— Start Items —

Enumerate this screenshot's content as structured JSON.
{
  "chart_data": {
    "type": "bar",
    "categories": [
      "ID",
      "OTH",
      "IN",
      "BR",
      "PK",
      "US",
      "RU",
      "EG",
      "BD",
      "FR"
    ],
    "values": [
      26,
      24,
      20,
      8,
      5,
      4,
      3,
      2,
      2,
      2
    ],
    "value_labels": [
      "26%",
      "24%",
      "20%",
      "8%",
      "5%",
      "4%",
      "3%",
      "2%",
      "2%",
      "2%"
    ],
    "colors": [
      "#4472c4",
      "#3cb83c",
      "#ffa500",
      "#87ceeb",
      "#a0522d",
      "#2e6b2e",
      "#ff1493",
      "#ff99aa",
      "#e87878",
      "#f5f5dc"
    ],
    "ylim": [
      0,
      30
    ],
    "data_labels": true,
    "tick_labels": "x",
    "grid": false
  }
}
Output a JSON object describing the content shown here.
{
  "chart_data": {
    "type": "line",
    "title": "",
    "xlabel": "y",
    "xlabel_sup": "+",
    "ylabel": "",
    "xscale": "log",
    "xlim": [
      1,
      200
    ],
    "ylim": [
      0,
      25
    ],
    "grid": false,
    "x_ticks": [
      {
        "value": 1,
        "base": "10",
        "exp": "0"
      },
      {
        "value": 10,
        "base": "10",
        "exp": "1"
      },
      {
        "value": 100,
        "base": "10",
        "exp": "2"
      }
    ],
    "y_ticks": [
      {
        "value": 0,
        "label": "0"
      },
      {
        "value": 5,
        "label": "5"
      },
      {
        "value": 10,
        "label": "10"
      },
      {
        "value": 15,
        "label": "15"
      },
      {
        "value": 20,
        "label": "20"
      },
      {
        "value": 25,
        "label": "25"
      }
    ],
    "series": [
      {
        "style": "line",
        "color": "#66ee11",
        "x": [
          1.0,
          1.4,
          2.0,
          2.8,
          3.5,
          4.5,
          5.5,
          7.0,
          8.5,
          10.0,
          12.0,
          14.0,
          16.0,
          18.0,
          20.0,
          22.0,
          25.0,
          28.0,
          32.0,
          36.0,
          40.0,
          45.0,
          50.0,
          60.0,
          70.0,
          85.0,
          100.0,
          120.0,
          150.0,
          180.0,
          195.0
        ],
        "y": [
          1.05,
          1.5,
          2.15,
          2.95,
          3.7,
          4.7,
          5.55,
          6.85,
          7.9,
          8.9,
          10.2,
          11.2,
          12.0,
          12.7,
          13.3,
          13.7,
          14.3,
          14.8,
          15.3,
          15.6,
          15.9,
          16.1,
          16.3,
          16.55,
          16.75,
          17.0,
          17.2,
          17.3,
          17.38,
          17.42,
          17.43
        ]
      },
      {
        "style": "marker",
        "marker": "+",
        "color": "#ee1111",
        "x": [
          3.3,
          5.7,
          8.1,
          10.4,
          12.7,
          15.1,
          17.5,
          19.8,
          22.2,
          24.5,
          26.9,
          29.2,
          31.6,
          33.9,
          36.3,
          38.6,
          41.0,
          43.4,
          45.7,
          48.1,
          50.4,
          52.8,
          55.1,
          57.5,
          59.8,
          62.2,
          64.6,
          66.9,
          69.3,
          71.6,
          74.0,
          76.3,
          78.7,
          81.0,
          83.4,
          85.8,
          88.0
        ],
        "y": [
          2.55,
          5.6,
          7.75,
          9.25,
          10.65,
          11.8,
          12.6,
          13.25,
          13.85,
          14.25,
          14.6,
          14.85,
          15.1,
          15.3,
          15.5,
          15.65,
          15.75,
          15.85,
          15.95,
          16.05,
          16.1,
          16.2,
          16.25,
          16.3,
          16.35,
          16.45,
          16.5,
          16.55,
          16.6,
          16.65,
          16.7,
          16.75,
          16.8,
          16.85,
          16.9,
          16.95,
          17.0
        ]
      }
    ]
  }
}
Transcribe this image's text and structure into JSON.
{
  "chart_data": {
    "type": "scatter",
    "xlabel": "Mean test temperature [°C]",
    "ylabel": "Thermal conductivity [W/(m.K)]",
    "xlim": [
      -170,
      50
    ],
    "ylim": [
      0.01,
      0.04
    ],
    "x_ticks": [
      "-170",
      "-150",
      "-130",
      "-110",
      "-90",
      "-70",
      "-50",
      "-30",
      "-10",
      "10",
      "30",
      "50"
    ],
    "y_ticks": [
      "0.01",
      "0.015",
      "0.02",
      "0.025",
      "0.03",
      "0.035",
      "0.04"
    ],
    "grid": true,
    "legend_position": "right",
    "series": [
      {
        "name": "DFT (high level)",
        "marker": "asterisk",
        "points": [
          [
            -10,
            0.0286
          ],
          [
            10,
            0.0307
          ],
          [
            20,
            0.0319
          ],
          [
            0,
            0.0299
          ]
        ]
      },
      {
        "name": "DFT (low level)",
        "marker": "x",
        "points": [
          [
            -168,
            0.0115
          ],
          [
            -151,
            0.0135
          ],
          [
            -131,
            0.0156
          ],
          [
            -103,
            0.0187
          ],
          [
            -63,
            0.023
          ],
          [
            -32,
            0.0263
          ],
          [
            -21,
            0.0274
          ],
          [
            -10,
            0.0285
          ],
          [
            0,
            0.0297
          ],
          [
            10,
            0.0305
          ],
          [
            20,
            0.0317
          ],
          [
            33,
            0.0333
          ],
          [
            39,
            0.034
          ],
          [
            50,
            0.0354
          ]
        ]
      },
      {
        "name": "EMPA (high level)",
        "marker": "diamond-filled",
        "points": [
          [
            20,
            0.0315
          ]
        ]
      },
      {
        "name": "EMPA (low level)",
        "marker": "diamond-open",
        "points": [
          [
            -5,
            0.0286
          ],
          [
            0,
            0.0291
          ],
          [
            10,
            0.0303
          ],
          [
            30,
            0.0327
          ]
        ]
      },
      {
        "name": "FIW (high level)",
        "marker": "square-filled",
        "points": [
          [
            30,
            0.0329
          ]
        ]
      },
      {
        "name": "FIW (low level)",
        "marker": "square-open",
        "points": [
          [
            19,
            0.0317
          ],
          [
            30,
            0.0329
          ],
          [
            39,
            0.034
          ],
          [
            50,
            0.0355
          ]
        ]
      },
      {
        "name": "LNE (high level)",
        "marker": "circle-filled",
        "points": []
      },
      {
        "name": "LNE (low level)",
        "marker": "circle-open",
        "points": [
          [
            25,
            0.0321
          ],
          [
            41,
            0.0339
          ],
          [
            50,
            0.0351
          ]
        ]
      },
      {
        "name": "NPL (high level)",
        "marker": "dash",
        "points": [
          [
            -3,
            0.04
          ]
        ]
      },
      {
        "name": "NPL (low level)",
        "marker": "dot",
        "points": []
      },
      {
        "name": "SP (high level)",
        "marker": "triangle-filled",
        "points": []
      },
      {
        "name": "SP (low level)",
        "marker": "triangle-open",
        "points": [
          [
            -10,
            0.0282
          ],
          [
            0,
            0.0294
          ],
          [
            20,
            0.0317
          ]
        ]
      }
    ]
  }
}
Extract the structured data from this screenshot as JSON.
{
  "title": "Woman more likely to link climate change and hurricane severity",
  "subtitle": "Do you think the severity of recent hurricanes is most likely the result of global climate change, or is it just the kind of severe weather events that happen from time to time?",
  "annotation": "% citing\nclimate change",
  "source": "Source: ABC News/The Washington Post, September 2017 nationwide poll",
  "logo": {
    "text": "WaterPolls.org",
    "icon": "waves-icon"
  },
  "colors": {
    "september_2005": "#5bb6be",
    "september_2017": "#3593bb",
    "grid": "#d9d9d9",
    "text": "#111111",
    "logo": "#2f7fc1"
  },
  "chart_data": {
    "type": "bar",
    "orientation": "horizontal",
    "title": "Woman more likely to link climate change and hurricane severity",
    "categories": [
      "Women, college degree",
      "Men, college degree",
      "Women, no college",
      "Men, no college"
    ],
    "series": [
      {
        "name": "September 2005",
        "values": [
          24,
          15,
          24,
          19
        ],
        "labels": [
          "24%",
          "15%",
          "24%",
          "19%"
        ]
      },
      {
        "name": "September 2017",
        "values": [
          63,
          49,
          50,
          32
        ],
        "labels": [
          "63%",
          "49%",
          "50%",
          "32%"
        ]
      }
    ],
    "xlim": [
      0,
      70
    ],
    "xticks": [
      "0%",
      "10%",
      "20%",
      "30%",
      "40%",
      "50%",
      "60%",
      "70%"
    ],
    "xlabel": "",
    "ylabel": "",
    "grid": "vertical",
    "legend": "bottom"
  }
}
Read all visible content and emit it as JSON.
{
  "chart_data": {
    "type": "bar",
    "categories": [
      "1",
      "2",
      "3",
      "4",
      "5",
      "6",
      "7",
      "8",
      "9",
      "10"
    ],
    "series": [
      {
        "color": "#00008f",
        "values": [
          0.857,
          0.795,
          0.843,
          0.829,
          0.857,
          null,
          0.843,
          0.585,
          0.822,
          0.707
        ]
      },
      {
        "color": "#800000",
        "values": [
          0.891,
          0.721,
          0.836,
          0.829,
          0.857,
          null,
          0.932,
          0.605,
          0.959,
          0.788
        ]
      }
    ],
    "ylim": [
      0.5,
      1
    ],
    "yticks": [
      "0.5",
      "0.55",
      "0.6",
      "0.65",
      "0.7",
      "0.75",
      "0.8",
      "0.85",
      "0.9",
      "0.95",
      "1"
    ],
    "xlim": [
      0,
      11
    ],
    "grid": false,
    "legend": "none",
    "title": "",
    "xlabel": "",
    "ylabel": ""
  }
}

— End Items —

-- Task to carry out --
Identify and list each line with the word "triangle".

-- Response to the task --
        "marker": "triangle-filled",
        "marker": "triangle-open",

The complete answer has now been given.